__TASKS FOR THIS EXERCISE__.
1) Name every field label in the header of the original message quoted in the open access email.
2) Write the next part of the open access email, picking up after its last sentence.

It is odd that this argument (the argument from physics) is used again and
again. Most preprints in some areas of physics are self-archived. Most
postprints in all areas are not. Preprints are obviously not the same as
peer reviewed articles.

----- Original Message -----
From: <heatherm@eln.bc.ca>
To: <liblicense-l@lists.yale.edu>
Sent: Monday, September 19, 2005 11:35 PM
Subject: Re: Do governments subsidize journals (was: Who gets hurt by Open

> Sally -
>
> On what basis are you making this assumption?
>
> If you are implying that revenue contribution from the corporate sector
> will decrease in an open access environment - where is your proof?  The
> experience with physics journals in light of the strong self-archiving
> tradition in this discipline is that ongoing subscriptions can continue
> to flourish in a nearly 100% open access environment.

__DATA EXCERPTS__.
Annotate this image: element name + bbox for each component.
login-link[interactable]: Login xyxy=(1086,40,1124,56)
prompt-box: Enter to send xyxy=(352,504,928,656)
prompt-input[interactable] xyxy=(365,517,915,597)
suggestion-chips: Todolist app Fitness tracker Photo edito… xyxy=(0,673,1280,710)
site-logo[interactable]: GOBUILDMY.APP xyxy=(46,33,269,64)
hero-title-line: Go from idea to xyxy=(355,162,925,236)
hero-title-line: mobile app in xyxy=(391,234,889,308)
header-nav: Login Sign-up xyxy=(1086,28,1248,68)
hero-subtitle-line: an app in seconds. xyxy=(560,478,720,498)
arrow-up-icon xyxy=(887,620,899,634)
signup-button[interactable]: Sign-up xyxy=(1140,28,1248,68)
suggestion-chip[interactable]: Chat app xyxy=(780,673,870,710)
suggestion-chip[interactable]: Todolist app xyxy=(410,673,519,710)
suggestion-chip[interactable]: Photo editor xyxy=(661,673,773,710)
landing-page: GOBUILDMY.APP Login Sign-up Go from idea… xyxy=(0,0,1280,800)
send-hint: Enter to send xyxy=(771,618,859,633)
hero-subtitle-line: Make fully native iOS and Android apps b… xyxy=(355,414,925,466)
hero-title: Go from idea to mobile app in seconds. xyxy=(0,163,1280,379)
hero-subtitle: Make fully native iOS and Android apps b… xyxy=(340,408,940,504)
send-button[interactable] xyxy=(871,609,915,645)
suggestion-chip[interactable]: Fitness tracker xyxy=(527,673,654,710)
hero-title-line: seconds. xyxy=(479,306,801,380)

__ANSWERS TO THE PROBLEMS__.
1) From, To, Sent, Subject

2)
>
> If any sector is likely to keep up subscriptions to publishers'
> versions, with all the pretty formatting and other bells and whistles,
> is it not the corporate sector?  A researcher in a smaller institution
> with a small library budget, or a third world researcher, might be
> thrilled to be able to read the research - just as the author wrote it.  
> It's the corporate folks, wanting to present the research on which a
> business idea is built, who are most likely to want to pay for the
> cosmetics.  Plus, they are very likely to want any non-research material
> (who's doing what, etc.) - so why worry about losing subscriptions?
>
> If you're worried about advertising revenue - since when did advertisers
> object to reaching more people?  Advertising thrives in an open access
> environment - just look at google, traditional television broadcasting,
> and free newspapers.
>
> As for the percentage of revenue for STM publishers coming from the
> corporate sector, estimates from experts appear to vary widely - from
> Jan Velterop's less than 5% to Elsevier's (totally unsubstantiated, to
> my knowledge) 25%, to your "up to half".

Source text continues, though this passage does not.